§ **GOAL**
Identify all lines below that hold "Studio" and collect them.

§ **INPUT RECORDS**
══════
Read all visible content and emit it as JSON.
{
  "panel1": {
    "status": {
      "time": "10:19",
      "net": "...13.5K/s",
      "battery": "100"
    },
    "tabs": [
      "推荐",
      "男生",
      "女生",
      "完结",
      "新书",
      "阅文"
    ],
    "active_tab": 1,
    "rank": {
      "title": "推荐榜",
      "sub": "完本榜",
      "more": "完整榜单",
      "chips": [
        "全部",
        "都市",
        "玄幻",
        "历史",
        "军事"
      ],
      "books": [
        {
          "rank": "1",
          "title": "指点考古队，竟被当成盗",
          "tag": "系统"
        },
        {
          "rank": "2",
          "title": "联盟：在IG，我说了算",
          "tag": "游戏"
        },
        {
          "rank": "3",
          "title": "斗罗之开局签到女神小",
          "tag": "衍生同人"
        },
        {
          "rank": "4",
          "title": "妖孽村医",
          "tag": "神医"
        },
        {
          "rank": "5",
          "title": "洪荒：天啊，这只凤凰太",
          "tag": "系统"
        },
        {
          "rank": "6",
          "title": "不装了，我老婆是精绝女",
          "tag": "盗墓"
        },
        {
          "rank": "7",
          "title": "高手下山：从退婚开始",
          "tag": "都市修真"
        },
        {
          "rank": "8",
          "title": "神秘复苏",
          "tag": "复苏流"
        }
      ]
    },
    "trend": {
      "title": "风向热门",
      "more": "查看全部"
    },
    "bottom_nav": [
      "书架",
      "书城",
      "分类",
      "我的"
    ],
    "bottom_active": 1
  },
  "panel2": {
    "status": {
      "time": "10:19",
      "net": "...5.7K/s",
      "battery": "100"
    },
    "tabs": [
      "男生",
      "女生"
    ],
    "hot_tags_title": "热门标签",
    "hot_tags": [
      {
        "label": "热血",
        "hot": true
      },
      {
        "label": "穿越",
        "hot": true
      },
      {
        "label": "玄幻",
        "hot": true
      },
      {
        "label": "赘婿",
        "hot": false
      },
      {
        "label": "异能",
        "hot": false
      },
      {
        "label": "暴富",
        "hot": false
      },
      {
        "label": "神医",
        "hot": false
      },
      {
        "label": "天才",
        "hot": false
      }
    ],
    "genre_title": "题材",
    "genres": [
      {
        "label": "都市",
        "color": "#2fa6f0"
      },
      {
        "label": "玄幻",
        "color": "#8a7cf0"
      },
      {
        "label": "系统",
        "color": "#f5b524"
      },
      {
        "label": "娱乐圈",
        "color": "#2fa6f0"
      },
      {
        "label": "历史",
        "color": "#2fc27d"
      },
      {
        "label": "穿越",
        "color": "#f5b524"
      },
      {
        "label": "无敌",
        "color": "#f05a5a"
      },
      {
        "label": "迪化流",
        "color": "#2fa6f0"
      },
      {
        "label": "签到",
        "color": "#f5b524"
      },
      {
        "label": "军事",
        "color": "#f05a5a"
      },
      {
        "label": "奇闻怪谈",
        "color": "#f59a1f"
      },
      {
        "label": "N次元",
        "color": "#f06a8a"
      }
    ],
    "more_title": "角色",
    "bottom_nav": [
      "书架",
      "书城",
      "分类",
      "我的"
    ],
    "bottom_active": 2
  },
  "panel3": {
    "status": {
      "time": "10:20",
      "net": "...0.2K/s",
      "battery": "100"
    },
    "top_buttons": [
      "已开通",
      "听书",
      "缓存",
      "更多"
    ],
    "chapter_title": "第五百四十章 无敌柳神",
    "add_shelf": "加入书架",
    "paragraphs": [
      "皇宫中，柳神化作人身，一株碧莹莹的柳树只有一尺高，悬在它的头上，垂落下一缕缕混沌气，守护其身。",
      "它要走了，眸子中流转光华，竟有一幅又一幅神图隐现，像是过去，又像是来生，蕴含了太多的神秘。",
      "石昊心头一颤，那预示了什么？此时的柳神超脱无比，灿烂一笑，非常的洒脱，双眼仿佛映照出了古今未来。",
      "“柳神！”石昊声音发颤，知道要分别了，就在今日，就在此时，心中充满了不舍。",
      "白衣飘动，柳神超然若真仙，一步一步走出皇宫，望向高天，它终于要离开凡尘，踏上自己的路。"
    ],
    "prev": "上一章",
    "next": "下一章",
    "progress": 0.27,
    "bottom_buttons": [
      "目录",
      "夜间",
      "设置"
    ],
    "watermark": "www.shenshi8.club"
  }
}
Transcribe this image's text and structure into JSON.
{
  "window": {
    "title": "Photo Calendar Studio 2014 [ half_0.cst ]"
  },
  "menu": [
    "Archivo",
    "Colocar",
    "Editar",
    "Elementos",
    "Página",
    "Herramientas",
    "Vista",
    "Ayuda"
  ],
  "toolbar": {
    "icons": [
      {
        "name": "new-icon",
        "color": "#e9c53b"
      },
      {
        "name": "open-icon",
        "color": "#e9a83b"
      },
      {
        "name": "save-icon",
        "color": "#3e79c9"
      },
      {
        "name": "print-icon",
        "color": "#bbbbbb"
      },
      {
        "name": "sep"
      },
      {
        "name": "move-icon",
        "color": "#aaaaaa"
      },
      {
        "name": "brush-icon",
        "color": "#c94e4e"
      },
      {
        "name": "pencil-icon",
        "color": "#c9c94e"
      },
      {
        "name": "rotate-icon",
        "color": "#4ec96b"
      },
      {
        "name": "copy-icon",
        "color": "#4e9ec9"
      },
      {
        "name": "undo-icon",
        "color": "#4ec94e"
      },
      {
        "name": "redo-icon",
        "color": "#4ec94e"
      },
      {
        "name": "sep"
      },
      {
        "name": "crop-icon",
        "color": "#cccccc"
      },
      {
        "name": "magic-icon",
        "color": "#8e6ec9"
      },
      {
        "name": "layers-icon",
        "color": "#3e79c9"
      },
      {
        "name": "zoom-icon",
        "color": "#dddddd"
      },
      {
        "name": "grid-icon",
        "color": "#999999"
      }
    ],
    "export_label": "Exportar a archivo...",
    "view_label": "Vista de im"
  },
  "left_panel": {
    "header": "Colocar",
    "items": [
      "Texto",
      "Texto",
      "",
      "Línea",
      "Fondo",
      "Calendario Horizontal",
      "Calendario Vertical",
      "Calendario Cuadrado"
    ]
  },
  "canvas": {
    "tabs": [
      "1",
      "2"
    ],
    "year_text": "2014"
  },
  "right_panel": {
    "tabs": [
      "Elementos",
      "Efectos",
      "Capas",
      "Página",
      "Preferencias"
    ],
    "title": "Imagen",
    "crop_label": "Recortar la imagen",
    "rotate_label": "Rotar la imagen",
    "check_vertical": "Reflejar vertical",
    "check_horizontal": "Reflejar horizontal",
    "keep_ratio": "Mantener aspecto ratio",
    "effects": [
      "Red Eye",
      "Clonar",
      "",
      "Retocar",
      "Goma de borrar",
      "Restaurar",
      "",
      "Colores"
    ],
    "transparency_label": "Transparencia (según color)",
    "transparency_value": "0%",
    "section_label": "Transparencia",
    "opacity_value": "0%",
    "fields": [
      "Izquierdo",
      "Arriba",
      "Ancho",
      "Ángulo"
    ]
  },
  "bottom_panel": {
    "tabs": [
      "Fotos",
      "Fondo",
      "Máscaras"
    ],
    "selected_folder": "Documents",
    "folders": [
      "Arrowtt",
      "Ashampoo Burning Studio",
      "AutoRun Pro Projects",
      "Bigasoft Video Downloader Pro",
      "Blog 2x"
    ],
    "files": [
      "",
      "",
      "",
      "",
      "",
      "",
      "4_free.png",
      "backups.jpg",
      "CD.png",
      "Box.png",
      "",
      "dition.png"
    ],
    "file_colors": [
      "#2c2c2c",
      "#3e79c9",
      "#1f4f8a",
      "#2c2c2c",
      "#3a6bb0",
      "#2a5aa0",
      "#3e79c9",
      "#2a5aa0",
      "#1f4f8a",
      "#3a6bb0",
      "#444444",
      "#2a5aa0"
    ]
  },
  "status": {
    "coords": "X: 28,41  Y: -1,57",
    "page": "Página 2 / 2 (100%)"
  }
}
══════
§ **OUTPUT BELOW**
    "title": "Photo Calendar Studio 2014 [ half_0.cst ]"
      "Ashampoo Burning Studio",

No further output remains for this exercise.